[Start of Material provided]

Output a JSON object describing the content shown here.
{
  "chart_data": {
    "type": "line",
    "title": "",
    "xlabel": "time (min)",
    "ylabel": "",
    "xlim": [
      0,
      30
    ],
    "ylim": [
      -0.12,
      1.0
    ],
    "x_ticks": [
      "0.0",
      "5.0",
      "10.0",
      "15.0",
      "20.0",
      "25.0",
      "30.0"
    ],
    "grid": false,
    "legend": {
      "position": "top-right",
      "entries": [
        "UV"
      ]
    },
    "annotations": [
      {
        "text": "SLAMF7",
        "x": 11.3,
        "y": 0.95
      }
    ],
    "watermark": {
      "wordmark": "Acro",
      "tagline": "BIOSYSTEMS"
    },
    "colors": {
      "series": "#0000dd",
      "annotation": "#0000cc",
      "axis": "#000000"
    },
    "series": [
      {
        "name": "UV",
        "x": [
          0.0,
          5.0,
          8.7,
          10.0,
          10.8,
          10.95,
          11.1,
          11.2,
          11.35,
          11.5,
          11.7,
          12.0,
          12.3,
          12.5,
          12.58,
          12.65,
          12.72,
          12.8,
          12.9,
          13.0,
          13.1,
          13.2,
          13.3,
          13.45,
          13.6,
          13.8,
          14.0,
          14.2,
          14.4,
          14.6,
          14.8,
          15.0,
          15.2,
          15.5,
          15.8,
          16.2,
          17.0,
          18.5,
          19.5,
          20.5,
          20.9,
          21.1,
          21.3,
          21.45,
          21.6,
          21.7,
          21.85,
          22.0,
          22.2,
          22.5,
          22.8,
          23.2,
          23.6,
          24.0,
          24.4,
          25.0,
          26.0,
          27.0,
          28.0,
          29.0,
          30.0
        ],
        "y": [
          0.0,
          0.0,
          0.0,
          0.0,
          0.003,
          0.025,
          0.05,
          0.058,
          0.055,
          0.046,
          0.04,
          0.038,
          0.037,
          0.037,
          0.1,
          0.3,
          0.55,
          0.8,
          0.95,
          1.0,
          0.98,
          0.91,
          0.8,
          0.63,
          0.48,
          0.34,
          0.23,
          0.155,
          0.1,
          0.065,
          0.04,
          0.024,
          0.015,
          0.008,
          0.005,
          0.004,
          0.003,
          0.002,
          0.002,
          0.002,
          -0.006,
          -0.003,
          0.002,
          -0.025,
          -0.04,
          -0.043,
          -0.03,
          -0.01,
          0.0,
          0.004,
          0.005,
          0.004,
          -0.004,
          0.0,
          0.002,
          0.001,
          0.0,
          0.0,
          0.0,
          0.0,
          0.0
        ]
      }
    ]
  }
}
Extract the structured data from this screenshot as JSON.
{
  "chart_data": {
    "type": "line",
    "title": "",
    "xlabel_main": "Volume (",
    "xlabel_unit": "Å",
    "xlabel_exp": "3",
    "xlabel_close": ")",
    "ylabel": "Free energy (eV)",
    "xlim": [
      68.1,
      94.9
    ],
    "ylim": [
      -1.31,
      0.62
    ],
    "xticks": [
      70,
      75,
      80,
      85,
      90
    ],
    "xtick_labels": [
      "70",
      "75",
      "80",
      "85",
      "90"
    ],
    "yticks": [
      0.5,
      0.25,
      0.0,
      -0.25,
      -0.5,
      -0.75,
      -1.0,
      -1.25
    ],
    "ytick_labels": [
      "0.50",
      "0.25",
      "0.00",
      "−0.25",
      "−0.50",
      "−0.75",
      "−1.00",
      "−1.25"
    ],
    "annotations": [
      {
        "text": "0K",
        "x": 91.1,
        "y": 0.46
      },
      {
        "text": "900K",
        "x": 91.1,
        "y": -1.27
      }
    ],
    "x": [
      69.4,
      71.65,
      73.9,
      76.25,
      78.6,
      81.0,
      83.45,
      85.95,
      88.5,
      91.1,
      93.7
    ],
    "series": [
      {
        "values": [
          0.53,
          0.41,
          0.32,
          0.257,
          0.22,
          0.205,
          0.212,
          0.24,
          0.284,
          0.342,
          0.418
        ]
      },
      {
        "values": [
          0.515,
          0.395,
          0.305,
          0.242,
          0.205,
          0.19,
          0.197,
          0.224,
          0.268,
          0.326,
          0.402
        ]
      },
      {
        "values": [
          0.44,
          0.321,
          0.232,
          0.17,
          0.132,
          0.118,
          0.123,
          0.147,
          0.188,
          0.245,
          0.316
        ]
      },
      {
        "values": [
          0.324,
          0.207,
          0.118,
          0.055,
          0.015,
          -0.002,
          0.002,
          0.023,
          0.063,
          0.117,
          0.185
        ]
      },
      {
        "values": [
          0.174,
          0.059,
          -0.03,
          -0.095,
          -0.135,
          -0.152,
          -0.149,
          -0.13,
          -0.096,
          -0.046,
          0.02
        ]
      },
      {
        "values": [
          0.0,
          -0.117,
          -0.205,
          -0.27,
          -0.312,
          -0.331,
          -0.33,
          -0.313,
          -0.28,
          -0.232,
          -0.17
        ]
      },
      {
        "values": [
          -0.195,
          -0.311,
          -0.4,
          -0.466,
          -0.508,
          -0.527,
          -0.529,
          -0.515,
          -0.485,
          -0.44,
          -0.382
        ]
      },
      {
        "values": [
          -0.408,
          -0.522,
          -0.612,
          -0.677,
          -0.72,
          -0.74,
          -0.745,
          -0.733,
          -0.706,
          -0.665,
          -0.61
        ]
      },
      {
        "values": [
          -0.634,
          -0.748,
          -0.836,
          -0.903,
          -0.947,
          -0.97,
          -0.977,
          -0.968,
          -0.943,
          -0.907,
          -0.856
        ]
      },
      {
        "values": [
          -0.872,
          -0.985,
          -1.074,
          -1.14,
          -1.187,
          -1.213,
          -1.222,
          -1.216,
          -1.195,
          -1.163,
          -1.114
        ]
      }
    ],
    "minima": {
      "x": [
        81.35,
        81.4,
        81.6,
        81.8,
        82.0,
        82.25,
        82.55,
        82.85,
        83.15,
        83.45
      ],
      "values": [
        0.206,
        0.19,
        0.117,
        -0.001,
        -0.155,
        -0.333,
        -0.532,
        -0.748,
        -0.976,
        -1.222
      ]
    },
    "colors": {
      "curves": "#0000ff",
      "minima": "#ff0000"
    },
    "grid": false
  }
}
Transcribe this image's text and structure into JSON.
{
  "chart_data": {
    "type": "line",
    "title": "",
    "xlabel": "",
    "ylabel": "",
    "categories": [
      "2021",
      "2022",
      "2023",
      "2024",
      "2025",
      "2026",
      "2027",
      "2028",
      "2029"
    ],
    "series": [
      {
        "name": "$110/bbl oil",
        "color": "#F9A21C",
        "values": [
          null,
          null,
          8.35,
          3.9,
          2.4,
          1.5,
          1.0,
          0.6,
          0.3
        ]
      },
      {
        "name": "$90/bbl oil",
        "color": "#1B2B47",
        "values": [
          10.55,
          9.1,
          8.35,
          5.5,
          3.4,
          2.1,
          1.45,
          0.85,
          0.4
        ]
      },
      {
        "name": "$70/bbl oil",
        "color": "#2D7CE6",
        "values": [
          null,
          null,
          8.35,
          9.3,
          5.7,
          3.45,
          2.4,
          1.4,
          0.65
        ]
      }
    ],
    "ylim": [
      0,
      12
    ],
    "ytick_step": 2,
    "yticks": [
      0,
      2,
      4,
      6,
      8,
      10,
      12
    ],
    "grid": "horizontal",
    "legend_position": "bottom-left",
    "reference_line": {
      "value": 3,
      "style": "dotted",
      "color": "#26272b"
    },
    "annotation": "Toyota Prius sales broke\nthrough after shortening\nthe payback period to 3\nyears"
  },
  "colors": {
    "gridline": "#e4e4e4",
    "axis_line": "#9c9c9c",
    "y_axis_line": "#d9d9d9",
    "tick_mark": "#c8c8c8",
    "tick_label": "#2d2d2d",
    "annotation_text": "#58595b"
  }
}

[End of Material provided]

Every record should be given again exactly.

- **Reply to the task**:
Output a JSON object describing the content shown here.
{
  "chart_data": {
    "type": "line",
    "title": "",
    "xlabel": "time (min)",
    "ylabel": "",
    "xlim": [
      0,
      30
    ],
    "ylim": [
      -0.12,
      1.0
    ],
    "x_ticks": [
      "0.0",
      "5.0",
      "10.0",
      "15.0",
      "20.0",
      "25.0",
      "30.0"
    ],
    "grid": false,
    "legend": {
      "position": "top-right",
      "entries": [
        "UV"
      ]
    },
    "annotations": [
      {
        "text": "SLAMF7",
        "x": 11.3,
        "y": 0.95
      }
    ],
    "watermark": {
      "wordmark": "Acro",
      "tagline": "BIOSYSTEMS"
    },
    "colors": {
      "series": "#0000dd",
      "annotation": "#0000cc",
      "axis": "#000000"
    },
    "series": [
      {
        "name": "UV",
        "x": [
          0.0,
          5.0,
          8.7,
          10.0,
          10.8,
          10.95,
          11.1,
          11.2,
          11.35,
          11.5,
          11.7,
          12.0,
          12.3,
          12.5,
          12.58,
          12.65,
          12.72,
          12.8,
          12.9,
          13.0,
          13.1,
          13.2,
          13.3,
          13.45,
          13.6,
          13.8,
          14.0,
          14.2,
          14.4,
          14.6,
          14.8,
          15.0,
          15.2,
          15.5,
          15.8,
          16.2,
          17.0,
          18.5,
          19.5,
          20.5,
          20.9,
          21.1,
          21.3,
          21.45,
          21.6,
          21.7,
          21.85,
          22.0,
          22.2,
          22.5,
          22.8,
          23.2,
          23.6,
          24.0,
          24.4,
          25.0,
          26.0,
          27.0,
          28.0,
          29.0,
          30.0
        ],
        "y": [
          0.0,
          0.0,
          0.0,
          0.0,
          0.003,
          0.025,
          0.05,
          0.058,
          0.055,
          0.046,
          0.04,
          0.038,
          0.037,
          0.037,
          0.1,
          0.3,
          0.55,
          0.8,
          0.95,
          1.0,
          0.98,
          0.91,
          0.8,
          0.63,
          0.48,
          0.34,
          0.23,
          0.155,
          0.1,
          0.065,
          0.04,
          0.024,
          0.015,
          0.008,
          0.005,
          0.004,
          0.003,
          0.002,
          0.002,
          0.002,
          -0.006,
          -0.003,
          0.002,
          -0.025,
          -0.04,
          -0.043,
          -0.03,
          -0.01,
          0.0,
          0.004,
          0.005,
          0.004,
          -0.004,
          0.0,
          0.002,
          0.001,
          0.0,
          0.0,
          0.0,
          0.0,
          0.0
        ]
      }
    ]
  }
}
Extract the structured data from this screenshot as JSON.
{
  "chart_data": {
    "type": "line",
    "title": "",
    "xlabel_main": "Volume (",
    "xlabel_unit": "Å",
    "xlabel_exp": "3",
    "xlabel_close": ")",
    "ylabel": "Free energy (eV)",
    "xlim": [
      68.1,
      94.9
    ],
    "ylim": [
      -1.31,
      0.62
    ],
    "xticks": [
      70,
      75,
      80,
      85,
      90
    ],
    "xtick_labels": [
      "70",
      "75",
      "80",
      "85",
      "90"
    ],
    "yticks": [
      0.5,
      0.25,
      0.0,
      -0.25,
      -0.5,
      -0.75,
      -1.0,
      -1.25
    ],
    "ytick_labels": [
      "0.50",
      "0.25",
      "0.00",
      "−0.25",
      "−0.50",
      "−0.75",
      "−1.00",
      "−1.25"
    ],
    "annotations": [
      {
        "text": "0K",
        "x": 91.1,
        "y": 0.46
      },
      {
        "text": "900K",
        "x": 91.1,
        "y": -1.27
      }
    ],
    "x": [
      69.4,
      71.65,
      73.9,
      76.25,
      78.6,
      81.0,
      83.45,
      85.95,
      88.5,
      91.1,
      93.7
    ],
    "series": [
      {
        "values": [
          0.53,
          0.41,
          0.32,
          0.257,
          0.22,
          0.205,
          0.212,
          0.24,
          0.284,
          0.342,
          0.418
        ]
      },
      {
        "values": [
          0.515,
          0.395,
          0.305,
          0.242,
          0.205,
          0.19,
          0.197,
          0.224,
          0.268,
          0.326,
          0.402
        ]
      },
      {
        "values": [
          0.44,
          0.321,
          0.232,
          0.17,
          0.132,
          0.118,
          0.123,
          0.147,
          0.188,
          0.245,
          0.316
        ]
      },
      {
        "values": [
          0.324,
          0.207,
          0.118,
          0.055,
          0.015,
          -0.002,
          0.002,
          0.023,
          0.063,
          0.117,
          0.185
        ]
      },
      {
        "values": [
          0.174,
          0.059,
          -0.03,
          -0.095,
          -0.135,
          -0.152,
          -0.149,
          -0.13,
          -0.096,
          -0.046,
          0.02
        ]
      },
      {
        "values": [
          0.0,
          -0.117,
          -0.205,
          -0.27,
          -0.312,
          -0.331,
          -0.33,
          -0.313,
          -0.28,
          -0.232,
          -0.17
        ]
      },
      {
        "values": [
          -0.195,
          -0.311,
          -0.4,
          -0.466,
          -0.508,
          -0.527,
          -0.529,
          -0.515,
          -0.485,
          -0.44,
          -0.382
        ]
      },
      {
        "values": [
          -0.408,
          -0.522,
          -0.612,
          -0.677,
          -0.72,
          -0.74,
          -0.745,
          -0.733,
          -0.706,
          -0.665,
          -0.61
        ]
      },
      {
        "values": [
          -0.634,
          -0.748,
          -0.836,
          -0.903,
          -0.947,
          -0.97,
          -0.977,
          -0.968,
          -0.943,
          -0.907,
          -0.856
        ]
      },
      {
        "values": [
          -0.872,
          -0.985,
          -1.074,
          -1.14,
          -1.187,
          -1.213,
          -1.222,
          -1.216,
          -1.195,
          -1.163,
          -1.114
        ]
      }
    ],
    "minima": {
      "x": [
        81.35,
        81.4,
        81.6,
        81.8,
        82.0,
        82.25,
        82.55,
        82.85,
        83.15,
        83.45
      ],
      "values": [
        0.206,
        0.19,
        0.117,
        -0.001,
        -0.155,
        -0.333,
        -0.532,
        -0.748,
        -0.976,
        -1.222
      ]
    },
    "colors": {
      "curves": "#0000ff",
      "minima": "#ff0000"
    },
    "grid": false
  }
}
Transcribe this image's text and structure into JSON.
{
  "chart_data": {
    "type": "line",
    "title": "",
    "xlabel": "",
    "ylabel": "",
    "categories": [
      "2021",
      "2022",
      "2023",
      "2024",
      "2025",
      "2026",
      "2027",
      "2028",
      "2029"
    ],
    "series": [
      {
        "name": "$110/bbl oil",
        "color": "#F9A21C",
        "values": [
          null,
          null,
          8.35,
          3.9,
          2.4,
          1.5,
          1.0,
          0.6,
          0.3
        ]
      },
      {
        "name": "$90/bbl oil",
        "color": "#1B2B47",
        "values": [
          10.55,
          9.1,
          8.35,
          5.5,
          3.4,
          2.1,
          1.45,
          0.85,
          0.4
        ]
      },
      {
        "name": "$70/bbl oil",
        "color": "#2D7CE6",
        "values": [
          null,
          null,
          8.35,
          9.3,
          5.7,
          3.45,
          2.4,
          1.4,
          0.65
        ]
      }
    ],
    "ylim": [
      0,
      12
    ],
    "ytick_step": 2,
    "yticks": [
      0,
      2,
      4,
      6,
      8,
      10,
      12
    ],
    "grid": "horizontal",
    "legend_position": "bottom-left",
    "reference_line": {
      "value": 3,
      "style": "dotted",
      "color": "#26272b"
    },
    "annotation": "Toyota Prius sales broke\nthrough after shortening\nthe payback period to 3\nyears"
  },
  "colors": {
    "gridline": "#e4e4e4",
    "axis_line": "#9c9c9c",
    "y_axis_line": "#d9d9d9",
    "tick_mark": "#c8c8c8",
    "tick_label": "#2d2d2d",
    "annotation_text": "#58595b"
  }
}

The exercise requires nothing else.